→ **What needs to be done**:
Wherever a line in the data below holds "date", copy that line.

→ **Record extracts**:
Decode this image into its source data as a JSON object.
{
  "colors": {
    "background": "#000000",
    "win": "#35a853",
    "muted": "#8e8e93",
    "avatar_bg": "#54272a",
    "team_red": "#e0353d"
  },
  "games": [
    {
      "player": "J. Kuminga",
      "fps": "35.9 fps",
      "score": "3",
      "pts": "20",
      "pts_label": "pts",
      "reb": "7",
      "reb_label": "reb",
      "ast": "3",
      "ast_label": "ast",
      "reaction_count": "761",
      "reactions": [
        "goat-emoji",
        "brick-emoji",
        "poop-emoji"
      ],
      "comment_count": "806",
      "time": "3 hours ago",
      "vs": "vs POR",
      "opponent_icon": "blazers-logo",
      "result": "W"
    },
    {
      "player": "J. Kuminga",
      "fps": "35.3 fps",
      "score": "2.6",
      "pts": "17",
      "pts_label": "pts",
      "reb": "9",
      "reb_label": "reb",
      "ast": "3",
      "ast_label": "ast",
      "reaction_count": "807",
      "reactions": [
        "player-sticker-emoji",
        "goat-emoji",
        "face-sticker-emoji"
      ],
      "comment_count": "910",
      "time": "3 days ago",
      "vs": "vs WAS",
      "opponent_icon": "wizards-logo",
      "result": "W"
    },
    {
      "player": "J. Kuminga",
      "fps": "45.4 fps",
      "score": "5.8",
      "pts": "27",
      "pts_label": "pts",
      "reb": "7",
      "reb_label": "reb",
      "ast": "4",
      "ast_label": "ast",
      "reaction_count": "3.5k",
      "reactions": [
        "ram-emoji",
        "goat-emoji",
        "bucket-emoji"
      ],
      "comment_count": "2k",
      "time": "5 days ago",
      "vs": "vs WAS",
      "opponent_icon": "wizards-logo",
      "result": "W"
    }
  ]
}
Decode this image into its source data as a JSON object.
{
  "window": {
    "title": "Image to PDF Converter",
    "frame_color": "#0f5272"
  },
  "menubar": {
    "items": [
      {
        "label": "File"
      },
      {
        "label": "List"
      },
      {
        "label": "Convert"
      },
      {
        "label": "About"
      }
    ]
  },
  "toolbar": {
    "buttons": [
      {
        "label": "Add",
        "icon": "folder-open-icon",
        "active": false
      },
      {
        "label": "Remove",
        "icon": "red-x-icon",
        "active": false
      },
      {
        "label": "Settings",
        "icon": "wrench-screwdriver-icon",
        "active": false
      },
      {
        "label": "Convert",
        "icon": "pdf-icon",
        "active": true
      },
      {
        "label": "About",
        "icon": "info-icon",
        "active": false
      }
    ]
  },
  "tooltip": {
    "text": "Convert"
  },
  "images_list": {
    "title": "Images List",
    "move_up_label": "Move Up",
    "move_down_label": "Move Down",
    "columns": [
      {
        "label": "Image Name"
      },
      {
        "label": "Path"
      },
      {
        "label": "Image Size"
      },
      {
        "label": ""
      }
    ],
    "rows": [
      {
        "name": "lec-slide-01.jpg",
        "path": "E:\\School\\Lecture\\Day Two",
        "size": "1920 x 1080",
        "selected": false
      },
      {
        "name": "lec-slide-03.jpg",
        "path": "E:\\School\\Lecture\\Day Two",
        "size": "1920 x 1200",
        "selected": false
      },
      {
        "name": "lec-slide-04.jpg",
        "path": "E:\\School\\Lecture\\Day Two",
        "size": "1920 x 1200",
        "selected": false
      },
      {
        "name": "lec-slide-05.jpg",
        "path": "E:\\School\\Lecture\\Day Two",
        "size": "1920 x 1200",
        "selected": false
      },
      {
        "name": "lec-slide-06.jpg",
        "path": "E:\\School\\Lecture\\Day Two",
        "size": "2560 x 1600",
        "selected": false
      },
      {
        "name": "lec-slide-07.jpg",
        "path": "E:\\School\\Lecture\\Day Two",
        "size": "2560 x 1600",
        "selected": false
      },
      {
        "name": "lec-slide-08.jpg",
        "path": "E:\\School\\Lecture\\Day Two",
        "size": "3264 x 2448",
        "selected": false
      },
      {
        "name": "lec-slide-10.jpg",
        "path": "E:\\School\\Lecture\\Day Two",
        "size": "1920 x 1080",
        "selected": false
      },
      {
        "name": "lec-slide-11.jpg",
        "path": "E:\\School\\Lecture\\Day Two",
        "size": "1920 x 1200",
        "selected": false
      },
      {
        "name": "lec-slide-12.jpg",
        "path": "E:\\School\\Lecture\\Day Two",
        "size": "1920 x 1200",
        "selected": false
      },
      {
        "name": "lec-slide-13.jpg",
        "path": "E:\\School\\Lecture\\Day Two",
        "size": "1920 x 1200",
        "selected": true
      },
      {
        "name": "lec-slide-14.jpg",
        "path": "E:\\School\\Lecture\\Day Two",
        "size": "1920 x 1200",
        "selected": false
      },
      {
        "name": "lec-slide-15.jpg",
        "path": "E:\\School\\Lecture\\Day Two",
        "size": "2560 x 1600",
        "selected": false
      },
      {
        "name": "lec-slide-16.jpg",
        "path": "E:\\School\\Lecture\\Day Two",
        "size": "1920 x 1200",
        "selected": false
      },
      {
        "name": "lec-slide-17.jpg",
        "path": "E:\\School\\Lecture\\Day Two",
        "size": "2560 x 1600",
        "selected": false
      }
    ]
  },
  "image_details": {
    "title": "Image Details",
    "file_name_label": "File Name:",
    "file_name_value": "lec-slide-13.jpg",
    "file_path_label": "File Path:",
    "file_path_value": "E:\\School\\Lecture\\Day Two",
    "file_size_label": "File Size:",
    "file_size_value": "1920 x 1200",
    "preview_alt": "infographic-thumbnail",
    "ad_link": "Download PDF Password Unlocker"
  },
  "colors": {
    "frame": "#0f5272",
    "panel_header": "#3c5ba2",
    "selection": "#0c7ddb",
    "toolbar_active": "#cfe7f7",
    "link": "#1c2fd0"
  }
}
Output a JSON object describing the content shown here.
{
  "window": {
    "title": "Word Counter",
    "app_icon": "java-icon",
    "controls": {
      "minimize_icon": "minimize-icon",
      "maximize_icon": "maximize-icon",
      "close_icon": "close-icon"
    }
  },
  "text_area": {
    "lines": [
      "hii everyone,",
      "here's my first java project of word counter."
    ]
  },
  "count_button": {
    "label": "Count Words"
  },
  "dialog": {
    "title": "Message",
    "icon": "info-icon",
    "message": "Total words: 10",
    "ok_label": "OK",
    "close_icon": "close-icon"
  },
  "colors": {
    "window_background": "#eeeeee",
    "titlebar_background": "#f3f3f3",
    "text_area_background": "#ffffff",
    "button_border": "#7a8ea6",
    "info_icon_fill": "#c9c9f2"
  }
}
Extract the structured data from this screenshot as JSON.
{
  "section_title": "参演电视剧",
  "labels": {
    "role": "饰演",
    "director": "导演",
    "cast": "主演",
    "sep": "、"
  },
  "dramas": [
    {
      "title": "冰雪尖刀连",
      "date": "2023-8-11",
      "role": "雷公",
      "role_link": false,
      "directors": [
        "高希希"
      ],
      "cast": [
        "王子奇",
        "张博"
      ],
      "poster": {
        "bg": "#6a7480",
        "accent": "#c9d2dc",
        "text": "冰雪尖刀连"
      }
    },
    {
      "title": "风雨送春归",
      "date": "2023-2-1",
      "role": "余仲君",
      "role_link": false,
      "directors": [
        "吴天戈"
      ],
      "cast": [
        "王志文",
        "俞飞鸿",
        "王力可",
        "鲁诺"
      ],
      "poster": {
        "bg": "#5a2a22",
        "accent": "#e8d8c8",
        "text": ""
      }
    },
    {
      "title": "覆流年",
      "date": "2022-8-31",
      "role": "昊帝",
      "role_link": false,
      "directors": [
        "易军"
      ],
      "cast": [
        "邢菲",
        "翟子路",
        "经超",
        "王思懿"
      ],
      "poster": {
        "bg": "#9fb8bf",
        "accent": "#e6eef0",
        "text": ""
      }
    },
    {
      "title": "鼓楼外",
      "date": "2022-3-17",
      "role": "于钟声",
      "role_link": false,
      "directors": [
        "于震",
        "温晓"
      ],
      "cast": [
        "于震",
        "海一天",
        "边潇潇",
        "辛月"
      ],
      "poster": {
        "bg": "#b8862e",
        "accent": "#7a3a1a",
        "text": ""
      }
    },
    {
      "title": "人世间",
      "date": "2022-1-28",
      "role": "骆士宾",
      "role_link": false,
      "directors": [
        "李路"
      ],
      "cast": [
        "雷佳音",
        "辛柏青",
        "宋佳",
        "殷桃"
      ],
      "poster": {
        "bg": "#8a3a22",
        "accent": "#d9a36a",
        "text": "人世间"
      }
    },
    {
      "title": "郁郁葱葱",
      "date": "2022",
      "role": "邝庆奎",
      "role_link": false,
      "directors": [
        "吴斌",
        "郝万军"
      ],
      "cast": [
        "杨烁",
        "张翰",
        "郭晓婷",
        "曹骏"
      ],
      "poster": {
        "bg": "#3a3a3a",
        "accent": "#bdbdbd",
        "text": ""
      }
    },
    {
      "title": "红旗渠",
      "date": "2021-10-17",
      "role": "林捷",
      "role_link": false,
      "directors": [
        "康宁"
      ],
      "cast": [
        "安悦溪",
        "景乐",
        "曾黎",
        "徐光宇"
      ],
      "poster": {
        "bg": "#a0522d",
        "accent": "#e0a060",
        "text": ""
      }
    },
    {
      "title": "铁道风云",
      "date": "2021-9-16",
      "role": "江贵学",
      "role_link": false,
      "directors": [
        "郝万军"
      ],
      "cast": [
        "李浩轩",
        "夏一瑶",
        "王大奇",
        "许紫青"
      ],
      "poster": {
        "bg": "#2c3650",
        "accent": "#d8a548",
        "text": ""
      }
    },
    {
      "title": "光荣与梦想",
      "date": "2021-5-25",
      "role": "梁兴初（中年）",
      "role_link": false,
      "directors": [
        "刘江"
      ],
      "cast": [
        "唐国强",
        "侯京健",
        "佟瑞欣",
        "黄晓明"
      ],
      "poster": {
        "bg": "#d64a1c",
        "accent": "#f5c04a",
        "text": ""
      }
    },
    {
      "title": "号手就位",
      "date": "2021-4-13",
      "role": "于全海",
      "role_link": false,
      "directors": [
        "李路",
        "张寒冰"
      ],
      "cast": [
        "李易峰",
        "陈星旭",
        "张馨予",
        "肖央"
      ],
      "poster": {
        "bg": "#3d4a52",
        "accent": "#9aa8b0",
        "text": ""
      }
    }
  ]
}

→ **Written answer**:
      "date": "2023-8-11",
      "date": "2023-2-1",
      "date": "2022-8-31",
      "date": "2022-3-17",
      "date": "2022-1-28",
      "date": "2022",
      "date": "2021-10-17",
      "date": "2021-9-16",
      "date": "2021-5-25",
      "date": "2021-4-13",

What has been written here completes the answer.